Source document ::
==============================

The torment went on unabated when she entered a nursing home. The few coins in her purse she said were counterfeit, and she was going to be punished. She would not let me take them off her hands; she had it in her head that she had to go to prison. Incarceration, punishment and hell were constant themes.
My heart was bleeding for the mother I loved but whom I could not help in her dreadful ordeal. I knew hell and damnation were part of her upbringing in the mining town of Alfreton. School lessons were reinforced at home: it was part of the culture when she was a young child at the beginning of the twentieth century.
I remembered my mother raising her hand at an evangelical service I had taken her to many years before. The preacher had felt called to pray for anyone seeking forgiveness and salvation in the name of Christ. While eyes were closed, hands could be raised. Afterwards folk protested because such things had long been dispensed with at their chapel. But I had felt her arm move upwards: surely the Holy Spirit was indeed working in that place, and yet…
Release came for her soon after Christmas in the year 1991. I knew she had been feeling poorly and I stayed with her after she had been put to bed. I always visited her every day and on each occasion would hold her hand. Maybe she did not know who I was but that did not matter: I had always hoped and prayed for a connection of spirit with spirit. I believe in the power of God-given love to heal the broken-hearted.
It was getting late and I was very tired. It had been a harrowing time for me in my church ministry and, along with my other duties, I still had a funeral to prepare for — my fifth in four weeks. My mother appeared to be asleep. I kissed her forehead and quietly whispered, ‘I have to get some sleep now. I’ll be back tomorrow. Goodnight, Mother.’
Her eyes remained closed but her lips opened.
‘Goodnight, Luvvy.’
Luvvy, was the name she called me before her illness. My eyes were wet with tears of joy!

Luvvy was the last word she was to speak. She died the following morning.

==============================

Records for this exercise ::

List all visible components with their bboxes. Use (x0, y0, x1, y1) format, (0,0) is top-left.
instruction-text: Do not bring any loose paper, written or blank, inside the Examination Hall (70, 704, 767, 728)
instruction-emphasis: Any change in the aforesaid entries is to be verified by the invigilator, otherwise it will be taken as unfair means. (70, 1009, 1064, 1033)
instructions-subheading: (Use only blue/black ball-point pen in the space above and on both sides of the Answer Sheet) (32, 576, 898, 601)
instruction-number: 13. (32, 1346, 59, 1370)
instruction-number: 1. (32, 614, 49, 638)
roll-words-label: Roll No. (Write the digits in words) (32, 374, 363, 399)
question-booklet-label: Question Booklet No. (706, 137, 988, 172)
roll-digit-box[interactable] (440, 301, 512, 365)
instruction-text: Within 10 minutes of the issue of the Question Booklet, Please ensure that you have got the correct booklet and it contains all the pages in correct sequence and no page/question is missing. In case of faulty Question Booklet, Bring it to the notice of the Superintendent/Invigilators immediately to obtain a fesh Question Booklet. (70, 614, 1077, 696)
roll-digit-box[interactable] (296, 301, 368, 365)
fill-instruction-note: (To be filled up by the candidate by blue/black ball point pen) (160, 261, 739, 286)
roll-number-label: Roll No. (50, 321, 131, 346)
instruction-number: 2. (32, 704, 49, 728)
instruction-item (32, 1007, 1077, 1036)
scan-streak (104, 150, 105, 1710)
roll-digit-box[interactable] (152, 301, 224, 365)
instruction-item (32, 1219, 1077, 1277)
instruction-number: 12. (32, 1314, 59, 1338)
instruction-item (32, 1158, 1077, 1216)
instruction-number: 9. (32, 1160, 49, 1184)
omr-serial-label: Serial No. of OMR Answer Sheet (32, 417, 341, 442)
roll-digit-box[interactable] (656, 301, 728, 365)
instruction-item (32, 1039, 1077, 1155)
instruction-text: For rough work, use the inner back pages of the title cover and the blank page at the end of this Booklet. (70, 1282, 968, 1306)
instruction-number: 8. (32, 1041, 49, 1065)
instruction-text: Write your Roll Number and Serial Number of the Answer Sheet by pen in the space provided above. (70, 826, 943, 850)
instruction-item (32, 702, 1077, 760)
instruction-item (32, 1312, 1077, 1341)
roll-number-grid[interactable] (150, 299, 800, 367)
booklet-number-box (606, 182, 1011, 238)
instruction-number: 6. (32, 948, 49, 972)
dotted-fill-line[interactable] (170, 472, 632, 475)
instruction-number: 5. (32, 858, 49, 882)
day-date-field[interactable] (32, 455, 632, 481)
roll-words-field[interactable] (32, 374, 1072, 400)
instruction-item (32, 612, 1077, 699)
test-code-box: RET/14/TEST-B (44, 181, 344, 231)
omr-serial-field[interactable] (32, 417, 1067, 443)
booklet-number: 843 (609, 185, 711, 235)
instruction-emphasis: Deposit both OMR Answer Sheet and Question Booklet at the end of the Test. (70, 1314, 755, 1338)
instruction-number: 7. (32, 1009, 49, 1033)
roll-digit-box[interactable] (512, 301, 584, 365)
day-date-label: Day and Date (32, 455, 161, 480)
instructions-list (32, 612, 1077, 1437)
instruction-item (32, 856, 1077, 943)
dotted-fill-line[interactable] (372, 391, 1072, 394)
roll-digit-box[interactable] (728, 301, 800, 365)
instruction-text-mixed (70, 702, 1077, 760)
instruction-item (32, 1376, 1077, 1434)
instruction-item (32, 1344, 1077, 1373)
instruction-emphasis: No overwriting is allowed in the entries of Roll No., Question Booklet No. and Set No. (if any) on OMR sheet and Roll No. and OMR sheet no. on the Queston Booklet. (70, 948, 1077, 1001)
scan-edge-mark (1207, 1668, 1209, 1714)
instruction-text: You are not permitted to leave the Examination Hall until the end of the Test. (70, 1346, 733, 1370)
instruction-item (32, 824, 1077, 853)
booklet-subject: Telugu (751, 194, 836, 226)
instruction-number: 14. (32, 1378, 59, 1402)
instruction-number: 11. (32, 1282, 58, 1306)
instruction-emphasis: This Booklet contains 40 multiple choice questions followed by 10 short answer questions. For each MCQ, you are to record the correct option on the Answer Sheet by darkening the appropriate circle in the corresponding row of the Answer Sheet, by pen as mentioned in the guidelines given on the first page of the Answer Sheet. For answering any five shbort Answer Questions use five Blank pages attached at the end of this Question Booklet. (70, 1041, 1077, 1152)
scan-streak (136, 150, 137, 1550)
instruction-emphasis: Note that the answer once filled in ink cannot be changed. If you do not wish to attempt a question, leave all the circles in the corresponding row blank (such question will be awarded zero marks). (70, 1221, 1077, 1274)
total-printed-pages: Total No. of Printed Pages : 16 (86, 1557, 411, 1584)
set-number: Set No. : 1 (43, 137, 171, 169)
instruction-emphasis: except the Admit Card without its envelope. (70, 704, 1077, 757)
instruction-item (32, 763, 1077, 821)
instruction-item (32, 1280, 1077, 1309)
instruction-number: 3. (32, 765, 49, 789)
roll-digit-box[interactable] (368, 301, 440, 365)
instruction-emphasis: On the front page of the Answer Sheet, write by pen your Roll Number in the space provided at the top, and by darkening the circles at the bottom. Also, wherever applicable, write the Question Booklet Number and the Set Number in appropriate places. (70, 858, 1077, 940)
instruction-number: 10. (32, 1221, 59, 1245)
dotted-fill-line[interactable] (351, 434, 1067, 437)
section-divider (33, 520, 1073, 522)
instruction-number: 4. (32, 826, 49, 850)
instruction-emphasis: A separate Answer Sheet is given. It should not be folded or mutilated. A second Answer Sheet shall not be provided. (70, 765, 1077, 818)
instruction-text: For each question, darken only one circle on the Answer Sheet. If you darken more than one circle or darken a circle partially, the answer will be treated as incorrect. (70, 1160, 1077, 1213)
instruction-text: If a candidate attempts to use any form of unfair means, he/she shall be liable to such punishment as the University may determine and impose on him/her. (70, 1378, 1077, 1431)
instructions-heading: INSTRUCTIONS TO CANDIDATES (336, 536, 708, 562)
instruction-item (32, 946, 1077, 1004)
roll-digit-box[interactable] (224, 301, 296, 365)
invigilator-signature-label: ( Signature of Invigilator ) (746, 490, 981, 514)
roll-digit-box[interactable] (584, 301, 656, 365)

==============================

Task list ::
[a] Shorten the paragraph of the memoir about the mother that begins "My heart was bleeding" into a bulleted list that keeps its main facts.
[b] Arrange the lines of the records as a JSON list of strings, one string per line. Start with the first line of the records and go on through the line with "instruction-number: 13. (32, 1346, 59, 1370)".

Results for the exercise ::
[a]
- The narrator grieved for the mother they loved but could not help in her terrible ordeal.
- Hell and damnation were part of her upbringing in the mining town of Alfreton.
- Lessons from school were reinforced at home, as this was part of the culture when she was a young child at the start of the twentieth century.

[b]
[
  "List all visible components with their bboxes. Use (x0, y0, x1, y1) format, (0,0) is top-left.",
  "instruction-text: Do not bring any loose paper, written or blank, inside the Examination Hall (70, 704, 767, 728)",
  "instruction-emphasis: Any change in the aforesaid entries is to be verified by the invigilator, otherwise it will be taken as unfair means. (70, 1009, 1064, 1033)",
  "instructions-subheading: (Use only blue/black ball-point pen in the space above and on both sides of the Answer Sheet) (32, 576, 898, 601)",
  "instruction-number: 13. (32, 1346, 59, 1370)"
]